Would you restate all the data that follows, word for word?
─── Records provided
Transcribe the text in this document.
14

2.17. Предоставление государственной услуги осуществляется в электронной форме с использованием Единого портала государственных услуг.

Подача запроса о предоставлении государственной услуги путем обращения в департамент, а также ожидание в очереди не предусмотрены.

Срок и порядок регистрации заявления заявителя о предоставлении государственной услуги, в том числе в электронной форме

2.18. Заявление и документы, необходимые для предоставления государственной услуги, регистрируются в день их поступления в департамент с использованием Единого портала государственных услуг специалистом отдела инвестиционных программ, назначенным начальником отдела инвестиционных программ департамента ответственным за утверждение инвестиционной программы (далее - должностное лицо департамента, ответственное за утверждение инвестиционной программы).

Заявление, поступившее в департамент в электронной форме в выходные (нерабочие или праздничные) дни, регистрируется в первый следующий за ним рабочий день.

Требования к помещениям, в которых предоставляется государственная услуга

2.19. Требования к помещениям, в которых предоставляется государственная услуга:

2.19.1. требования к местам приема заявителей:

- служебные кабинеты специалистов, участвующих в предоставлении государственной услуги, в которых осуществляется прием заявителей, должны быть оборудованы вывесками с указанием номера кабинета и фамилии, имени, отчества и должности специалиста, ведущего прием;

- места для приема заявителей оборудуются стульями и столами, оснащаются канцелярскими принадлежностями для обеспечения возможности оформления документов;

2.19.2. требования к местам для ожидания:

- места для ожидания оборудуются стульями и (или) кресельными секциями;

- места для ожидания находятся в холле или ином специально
──────
### Final result
Transcribe the text in this document.
14

2.17. Предоставление государственной услуги осуществляется в электронной форме с использованием Единого портала государственных услуг.

Подача запроса о предоставлении государственной услуги путем обращения в департамент, а также ожидание в очереди не предусмотрены.

Срок и порядок регистрации заявления заявителя о предоставлении государственной услуги, в том числе в электронной форме

2.18. Заявление и документы, необходимые для предоставления государственной услуги, регистрируются в день их поступления в департамент с использованием Единого портала государственных услуг специалистом отдела инвестиционных программ, назначенным начальником отдела инвестиционных программ департамента ответственным за утверждение инвестиционной программы (далее - должностное лицо департамента, ответственное за утверждение инвестиционной программы).

Заявление, поступившее в департамент в электронной форме в выходные (нерабочие или праздничные) дни, регистрируется в первый следующий за ним рабочий день.

Требования к помещениям, в которых предоставляется государственная услуга

2.19. Требования к помещениям, в которых предоставляется государственная услуга:

2.19.1. требования к местам приема заявителей:

- служебные кабинеты специалистов, участвующих в предоставлении государственной услуги, в которых осуществляется прием заявителей, должны быть оборудованы вывесками с указанием номера кабинета и фамилии, имени, отчества и должности специалиста, ведущего прием;

- места для приема заявителей оборудуются стульями и столами, оснащаются канцелярскими принадлежностями для обеспечения возможности оформления документов;

2.19.2. требования к местам для ожидания:

- места для ожидания оборудуются стульями и (или) кресельными секциями;

- места для ожидания находятся в холле или ином специально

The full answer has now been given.